What the task requires: Every record should be written out again in full, with no character altered.

Dataset records:
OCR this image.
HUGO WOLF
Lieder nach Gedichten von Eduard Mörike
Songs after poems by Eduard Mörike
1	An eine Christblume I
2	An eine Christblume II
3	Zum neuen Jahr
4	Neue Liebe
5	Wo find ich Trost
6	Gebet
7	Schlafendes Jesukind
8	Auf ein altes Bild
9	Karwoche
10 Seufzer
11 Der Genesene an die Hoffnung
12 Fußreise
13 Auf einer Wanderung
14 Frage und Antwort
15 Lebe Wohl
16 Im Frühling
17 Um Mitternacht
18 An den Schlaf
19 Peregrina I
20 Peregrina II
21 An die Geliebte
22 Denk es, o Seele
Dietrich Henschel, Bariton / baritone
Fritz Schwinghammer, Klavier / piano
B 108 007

Answer to the problem:
OCR this image.
HUGO WOLF
Lieder nach Gedichten von Eduard Mörike
Songs after poems by Eduard Mörike
1	An eine Christblume I
2	An eine Christblume II
3	Zum neuen Jahr
4	Neue Liebe
5	Wo find ich Trost
6	Gebet
7	Schlafendes Jesukind
8	Auf ein altes Bild
9	Karwoche
10 Seufzer
11 Der Genesene an die Hoffnung
12 Fußreise
13 Auf einer Wanderung
14 Frage und Antwort
15 Lebe Wohl
16 Im Frühling
17 Um Mitternacht
18 An den Schlaf
19 Peregrina I
20 Peregrina II
21 An die Geliebte
22 Denk es, o Seele
Dietrich Henschel, Bariton / baritone
Fritz Schwinghammer, Klavier / piano
B 108 007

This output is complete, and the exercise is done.